### SET EXERCISE:
Return each line of the records holding the string "subheading".

[begin DATA FOR THIS TASK]

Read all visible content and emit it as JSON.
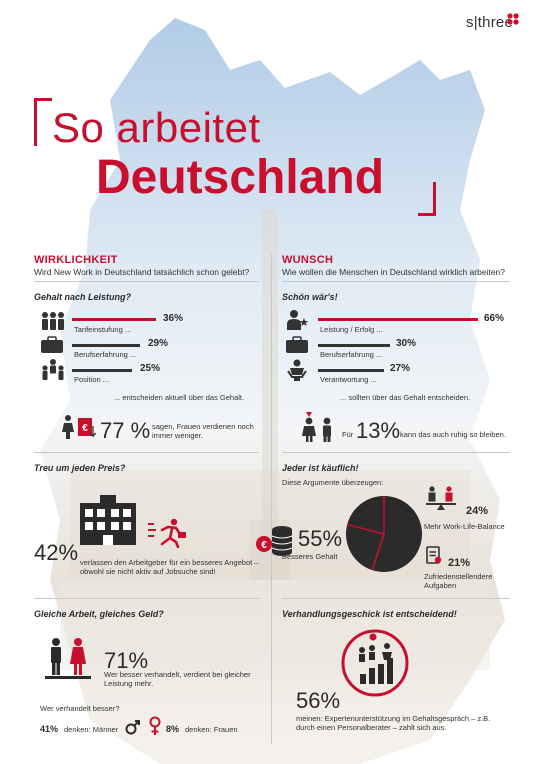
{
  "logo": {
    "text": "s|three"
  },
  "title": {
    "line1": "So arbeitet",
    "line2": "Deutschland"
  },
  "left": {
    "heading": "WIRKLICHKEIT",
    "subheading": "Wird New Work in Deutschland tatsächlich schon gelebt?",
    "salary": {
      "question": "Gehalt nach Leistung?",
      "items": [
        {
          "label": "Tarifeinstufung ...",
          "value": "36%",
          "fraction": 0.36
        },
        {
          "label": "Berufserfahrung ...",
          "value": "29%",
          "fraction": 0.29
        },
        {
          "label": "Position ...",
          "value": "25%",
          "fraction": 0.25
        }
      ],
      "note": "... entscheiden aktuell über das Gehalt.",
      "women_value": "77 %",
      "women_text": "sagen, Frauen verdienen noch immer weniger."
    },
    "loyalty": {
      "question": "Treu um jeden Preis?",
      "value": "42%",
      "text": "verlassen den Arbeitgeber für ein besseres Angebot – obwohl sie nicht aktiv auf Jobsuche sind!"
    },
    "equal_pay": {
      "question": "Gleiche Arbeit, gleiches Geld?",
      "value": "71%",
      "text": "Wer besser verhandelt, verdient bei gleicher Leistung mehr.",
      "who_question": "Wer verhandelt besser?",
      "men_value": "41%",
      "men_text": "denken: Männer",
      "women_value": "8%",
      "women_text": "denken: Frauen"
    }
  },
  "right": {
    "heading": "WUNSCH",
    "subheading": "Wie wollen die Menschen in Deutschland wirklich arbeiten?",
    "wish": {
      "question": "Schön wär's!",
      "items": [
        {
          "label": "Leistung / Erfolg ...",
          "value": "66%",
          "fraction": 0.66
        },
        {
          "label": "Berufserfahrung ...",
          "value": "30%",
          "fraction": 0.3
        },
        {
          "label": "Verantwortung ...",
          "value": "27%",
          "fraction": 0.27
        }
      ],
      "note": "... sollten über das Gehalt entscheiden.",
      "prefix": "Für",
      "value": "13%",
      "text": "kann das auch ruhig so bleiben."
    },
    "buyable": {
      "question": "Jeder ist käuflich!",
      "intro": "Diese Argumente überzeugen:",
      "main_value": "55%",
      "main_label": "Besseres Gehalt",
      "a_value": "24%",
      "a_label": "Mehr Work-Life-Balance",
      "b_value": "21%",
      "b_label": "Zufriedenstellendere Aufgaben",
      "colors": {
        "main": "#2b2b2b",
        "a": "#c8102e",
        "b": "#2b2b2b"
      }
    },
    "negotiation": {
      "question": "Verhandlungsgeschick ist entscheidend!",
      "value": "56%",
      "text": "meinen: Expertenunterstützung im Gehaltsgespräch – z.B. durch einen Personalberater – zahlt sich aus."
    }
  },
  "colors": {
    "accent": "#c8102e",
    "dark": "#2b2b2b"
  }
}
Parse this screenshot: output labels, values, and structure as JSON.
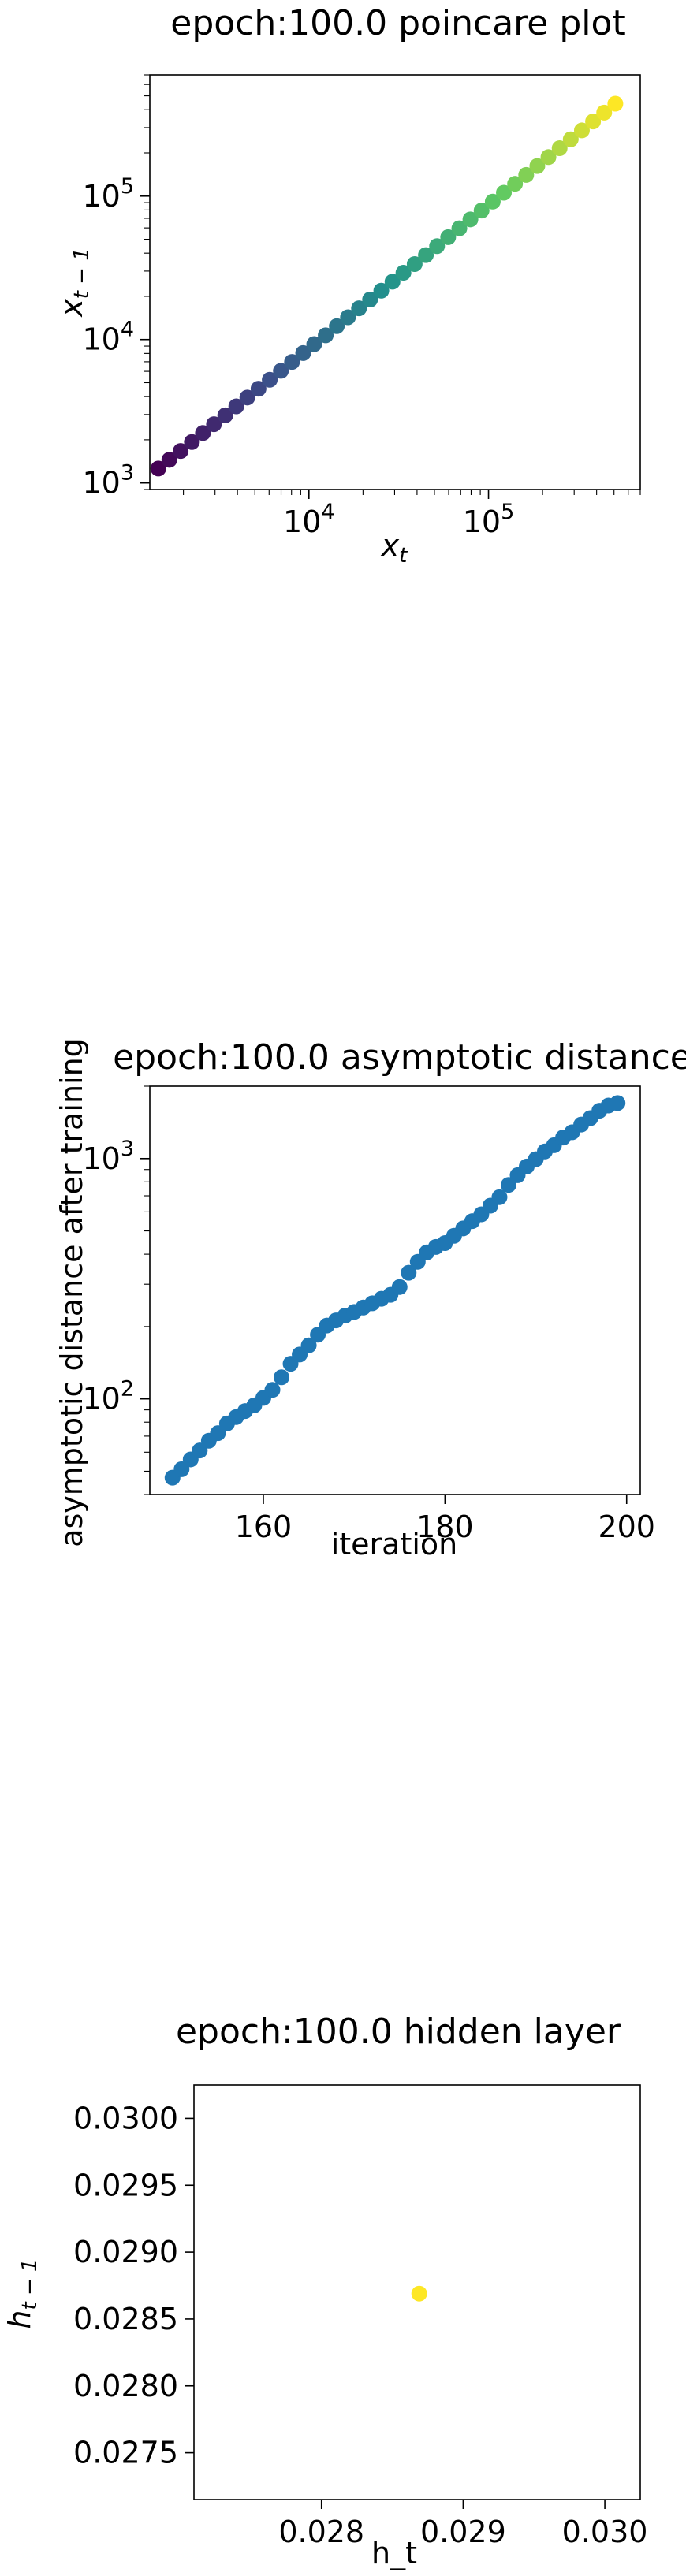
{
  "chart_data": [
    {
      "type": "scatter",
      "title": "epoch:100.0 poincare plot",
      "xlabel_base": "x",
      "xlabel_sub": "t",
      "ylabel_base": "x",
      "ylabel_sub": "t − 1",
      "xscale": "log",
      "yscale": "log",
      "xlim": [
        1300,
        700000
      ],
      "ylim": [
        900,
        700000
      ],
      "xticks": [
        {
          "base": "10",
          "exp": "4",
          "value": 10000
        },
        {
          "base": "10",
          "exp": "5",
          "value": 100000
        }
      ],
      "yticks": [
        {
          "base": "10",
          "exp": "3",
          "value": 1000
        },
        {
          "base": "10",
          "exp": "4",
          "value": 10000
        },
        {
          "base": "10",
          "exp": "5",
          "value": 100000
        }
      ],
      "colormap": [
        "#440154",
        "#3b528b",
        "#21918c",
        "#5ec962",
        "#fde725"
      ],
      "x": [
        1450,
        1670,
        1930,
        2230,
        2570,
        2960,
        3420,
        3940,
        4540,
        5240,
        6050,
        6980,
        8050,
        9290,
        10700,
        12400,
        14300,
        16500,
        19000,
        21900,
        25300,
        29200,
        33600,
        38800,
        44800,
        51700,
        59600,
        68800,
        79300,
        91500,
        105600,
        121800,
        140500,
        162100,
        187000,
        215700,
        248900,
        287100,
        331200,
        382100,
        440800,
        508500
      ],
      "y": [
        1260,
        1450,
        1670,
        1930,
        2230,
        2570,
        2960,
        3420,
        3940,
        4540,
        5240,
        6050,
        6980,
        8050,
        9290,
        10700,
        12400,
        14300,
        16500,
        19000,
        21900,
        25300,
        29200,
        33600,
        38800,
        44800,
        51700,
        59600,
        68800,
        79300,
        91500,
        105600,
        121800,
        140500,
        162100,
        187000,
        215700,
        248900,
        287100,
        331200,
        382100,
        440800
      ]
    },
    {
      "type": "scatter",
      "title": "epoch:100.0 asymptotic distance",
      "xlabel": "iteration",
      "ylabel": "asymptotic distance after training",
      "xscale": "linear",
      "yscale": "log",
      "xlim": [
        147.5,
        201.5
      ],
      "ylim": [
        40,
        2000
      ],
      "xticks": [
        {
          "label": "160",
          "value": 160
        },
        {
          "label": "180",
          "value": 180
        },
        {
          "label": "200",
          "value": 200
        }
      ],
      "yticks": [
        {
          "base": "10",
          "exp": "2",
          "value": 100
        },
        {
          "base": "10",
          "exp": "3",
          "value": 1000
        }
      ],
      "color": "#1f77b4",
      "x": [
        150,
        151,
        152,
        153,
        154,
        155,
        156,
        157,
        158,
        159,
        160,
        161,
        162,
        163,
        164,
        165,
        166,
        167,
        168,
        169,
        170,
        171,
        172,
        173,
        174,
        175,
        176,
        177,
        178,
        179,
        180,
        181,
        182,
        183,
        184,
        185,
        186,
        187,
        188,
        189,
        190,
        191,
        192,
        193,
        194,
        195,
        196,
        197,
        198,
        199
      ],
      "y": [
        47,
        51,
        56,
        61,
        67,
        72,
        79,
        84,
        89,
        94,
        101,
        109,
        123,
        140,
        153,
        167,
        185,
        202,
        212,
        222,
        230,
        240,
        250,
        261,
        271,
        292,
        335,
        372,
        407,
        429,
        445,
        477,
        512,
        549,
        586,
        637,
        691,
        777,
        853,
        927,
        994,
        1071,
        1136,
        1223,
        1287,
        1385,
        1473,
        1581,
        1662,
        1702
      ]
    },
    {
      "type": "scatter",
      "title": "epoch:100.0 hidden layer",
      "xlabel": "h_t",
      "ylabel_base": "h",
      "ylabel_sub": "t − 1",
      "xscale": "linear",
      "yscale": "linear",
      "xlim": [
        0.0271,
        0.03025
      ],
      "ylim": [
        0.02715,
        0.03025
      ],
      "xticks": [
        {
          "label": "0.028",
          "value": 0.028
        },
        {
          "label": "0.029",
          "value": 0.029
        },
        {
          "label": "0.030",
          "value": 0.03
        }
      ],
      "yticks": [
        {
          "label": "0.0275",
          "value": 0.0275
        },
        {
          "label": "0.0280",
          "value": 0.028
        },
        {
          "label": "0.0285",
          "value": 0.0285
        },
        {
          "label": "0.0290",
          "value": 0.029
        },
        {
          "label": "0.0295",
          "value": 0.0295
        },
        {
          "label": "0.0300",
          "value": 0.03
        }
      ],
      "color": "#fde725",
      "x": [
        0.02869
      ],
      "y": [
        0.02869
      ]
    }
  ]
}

[end DATA FOR THIS TASK]

### OUTPUT FOR THIS EXERCISE:
    "subheading": "Wird New Work in Deutschland tatsächlich schon gelebt?",
    "subheading": "Wie wollen die Menschen in Deutschland wirklich arbeiten?",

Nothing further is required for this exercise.